═══ RECORD LIST
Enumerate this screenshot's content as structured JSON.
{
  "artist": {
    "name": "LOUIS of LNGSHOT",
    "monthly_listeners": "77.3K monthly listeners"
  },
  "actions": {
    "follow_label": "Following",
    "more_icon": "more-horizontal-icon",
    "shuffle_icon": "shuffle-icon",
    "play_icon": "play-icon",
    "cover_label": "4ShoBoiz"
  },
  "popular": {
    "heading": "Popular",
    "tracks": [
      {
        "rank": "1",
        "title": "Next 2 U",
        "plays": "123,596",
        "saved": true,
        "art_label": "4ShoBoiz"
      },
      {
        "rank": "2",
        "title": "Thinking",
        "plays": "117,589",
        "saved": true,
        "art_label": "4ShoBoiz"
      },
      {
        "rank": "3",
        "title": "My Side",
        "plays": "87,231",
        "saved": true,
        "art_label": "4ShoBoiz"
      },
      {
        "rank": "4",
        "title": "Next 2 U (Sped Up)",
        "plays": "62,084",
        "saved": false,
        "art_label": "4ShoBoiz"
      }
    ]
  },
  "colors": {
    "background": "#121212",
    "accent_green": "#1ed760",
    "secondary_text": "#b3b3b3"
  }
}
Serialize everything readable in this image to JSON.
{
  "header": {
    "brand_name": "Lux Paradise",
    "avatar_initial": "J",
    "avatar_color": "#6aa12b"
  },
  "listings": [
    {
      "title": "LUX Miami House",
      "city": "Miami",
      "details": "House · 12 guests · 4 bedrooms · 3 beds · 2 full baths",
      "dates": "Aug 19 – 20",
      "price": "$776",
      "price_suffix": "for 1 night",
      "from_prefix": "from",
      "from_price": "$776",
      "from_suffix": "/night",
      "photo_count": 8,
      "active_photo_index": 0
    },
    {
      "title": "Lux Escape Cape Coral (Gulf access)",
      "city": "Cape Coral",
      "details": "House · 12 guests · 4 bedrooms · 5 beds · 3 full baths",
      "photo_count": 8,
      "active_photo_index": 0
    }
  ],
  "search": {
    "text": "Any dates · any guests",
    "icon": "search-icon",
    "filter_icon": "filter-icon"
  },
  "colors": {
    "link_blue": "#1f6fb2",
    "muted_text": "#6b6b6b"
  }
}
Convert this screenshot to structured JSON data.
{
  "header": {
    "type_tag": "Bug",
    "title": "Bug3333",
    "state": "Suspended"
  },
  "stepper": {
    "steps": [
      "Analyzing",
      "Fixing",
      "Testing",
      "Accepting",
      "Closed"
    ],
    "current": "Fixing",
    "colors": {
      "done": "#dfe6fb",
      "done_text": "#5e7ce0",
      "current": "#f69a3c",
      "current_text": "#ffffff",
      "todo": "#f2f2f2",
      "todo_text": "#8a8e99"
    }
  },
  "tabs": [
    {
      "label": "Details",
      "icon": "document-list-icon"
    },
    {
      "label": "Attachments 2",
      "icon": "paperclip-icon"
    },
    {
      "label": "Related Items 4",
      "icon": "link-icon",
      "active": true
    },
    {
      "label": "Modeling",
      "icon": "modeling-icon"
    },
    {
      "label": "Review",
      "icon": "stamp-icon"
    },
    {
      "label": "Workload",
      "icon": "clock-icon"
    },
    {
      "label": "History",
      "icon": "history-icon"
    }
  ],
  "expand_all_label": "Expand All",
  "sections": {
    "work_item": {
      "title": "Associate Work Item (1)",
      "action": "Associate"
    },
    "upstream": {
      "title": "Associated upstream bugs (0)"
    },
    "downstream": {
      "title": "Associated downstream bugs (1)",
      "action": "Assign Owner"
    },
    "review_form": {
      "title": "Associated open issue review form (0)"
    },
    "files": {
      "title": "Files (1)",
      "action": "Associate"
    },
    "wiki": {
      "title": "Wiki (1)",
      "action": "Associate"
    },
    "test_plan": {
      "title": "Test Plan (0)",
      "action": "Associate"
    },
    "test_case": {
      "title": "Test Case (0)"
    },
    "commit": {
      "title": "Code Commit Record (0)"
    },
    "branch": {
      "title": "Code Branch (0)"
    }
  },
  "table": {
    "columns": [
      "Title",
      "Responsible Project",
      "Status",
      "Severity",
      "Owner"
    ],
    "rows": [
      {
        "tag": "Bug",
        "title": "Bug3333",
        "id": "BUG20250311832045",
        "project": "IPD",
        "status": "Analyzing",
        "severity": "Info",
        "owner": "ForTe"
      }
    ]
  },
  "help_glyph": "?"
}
══════
DIRECTIONS FOR THIS TASK.
Print every line of the records exactly. Omit nothing.

RESPONSE TO THE TASK.
Enumerate this screenshot's content as structured JSON.
{
  "artist": {
    "name": "LOUIS of LNGSHOT",
    "monthly_listeners": "77.3K monthly listeners"
  },
  "actions": {
    "follow_label": "Following",
    "more_icon": "more-horizontal-icon",
    "shuffle_icon": "shuffle-icon",
    "play_icon": "play-icon",
    "cover_label": "4ShoBoiz"
  },
  "popular": {
    "heading": "Popular",
    "tracks": [
      {
        "rank": "1",
        "title": "Next 2 U",
        "plays": "123,596",
        "saved": true,
        "art_label": "4ShoBoiz"
      },
      {
        "rank": "2",
        "title": "Thinking",
        "plays": "117,589",
        "saved": true,
        "art_label": "4ShoBoiz"
      },
      {
        "rank": "3",
        "title": "My Side",
        "plays": "87,231",
        "saved": true,
        "art_label": "4ShoBoiz"
      },
      {
        "rank": "4",
        "title": "Next 2 U (Sped Up)",
        "plays": "62,084",
        "saved": false,
        "art_label": "4ShoBoiz"
      }
    ]
  },
  "colors": {
    "background": "#121212",
    "accent_green": "#1ed760",
    "secondary_text": "#b3b3b3"
  }
}
Serialize everything readable in this image to JSON.
{
  "header": {
    "brand_name": "Lux Paradise",
    "avatar_initial": "J",
    "avatar_color": "#6aa12b"
  },
  "listings": [
    {
      "title": "LUX Miami House",
      "city": "Miami",
      "details": "House · 12 guests · 4 bedrooms · 3 beds · 2 full baths",
      "dates": "Aug 19 – 20",
      "price": "$776",
      "price_suffix": "for 1 night",
      "from_prefix": "from",
      "from_price": "$776",
      "from_suffix": "/night",
      "photo_count": 8,
      "active_photo_index": 0
    },
    {
      "title": "Lux Escape Cape Coral (Gulf access)",
      "city": "Cape Coral",
      "details": "House · 12 guests · 4 bedrooms · 5 beds · 3 full baths",
      "photo_count": 8,
      "active_photo_index": 0
    }
  ],
  "search": {
    "text": "Any dates · any guests",
    "icon": "search-icon",
    "filter_icon": "filter-icon"
  },
  "colors": {
    "link_blue": "#1f6fb2",
    "muted_text": "#6b6b6b"
  }
}
Convert this screenshot to structured JSON data.
{
  "header": {
    "type_tag": "Bug",
    "title": "Bug3333",
    "state": "Suspended"
  },
  "stepper": {
    "steps": [
      "Analyzing",
      "Fixing",
      "Testing",
      "Accepting",
      "Closed"
    ],
    "current": "Fixing",
    "colors": {
      "done": "#dfe6fb",
      "done_text": "#5e7ce0",
      "current": "#f69a3c",
      "current_text": "#ffffff",
      "todo": "#f2f2f2",
      "todo_text": "#8a8e99"
    }
  },
  "tabs": [
    {
      "label": "Details",
      "icon": "document-list-icon"
    },
    {
      "label": "Attachments 2",
      "icon": "paperclip-icon"
    },
    {
      "label": "Related Items 4",
      "icon": "link-icon",
      "active": true
    },
    {
      "label": "Modeling",
      "icon": "modeling-icon"
    },
    {
      "label": "Review",
      "icon": "stamp-icon"
    },
    {
      "label": "Workload",
      "icon": "clock-icon"
    },
    {
      "label": "History",
      "icon": "history-icon"
    }
  ],
  "expand_all_label": "Expand All",
  "sections": {
    "work_item": {
      "title": "Associate Work Item (1)",
      "action": "Associate"
    },
    "upstream": {
      "title": "Associated upstream bugs (0)"
    },
    "downstream": {
      "title": "Associated downstream bugs (1)",
      "action": "Assign Owner"
    },
    "review_form": {
      "title": "Associated open issue review form (0)"
    },
    "files": {
      "title": "Files (1)",
      "action": "Associate"
    },
    "wiki": {
      "title": "Wiki (1)",
      "action": "Associate"
    },
    "test_plan": {
      "title": "Test Plan (0)",
      "action": "Associate"
    },
    "test_case": {
      "title": "Test Case (0)"
    },
    "commit": {
      "title": "Code Commit Record (0)"
    },
    "branch": {
      "title": "Code Branch (0)"
    }
  },
  "table": {
    "columns": [
      "Title",
      "Responsible Project",
      "Status",
      "Severity",
      "Owner"
    ],
    "rows": [
      {
        "tag": "Bug",
        "title": "Bug3333",
        "id": "BUG20250311832045",
        "project": "IPD",
        "status": "Analyzing",
        "severity": "Info",
        "owner": "ForTe"
      }
    ]
  },
  "help_glyph": "?"
}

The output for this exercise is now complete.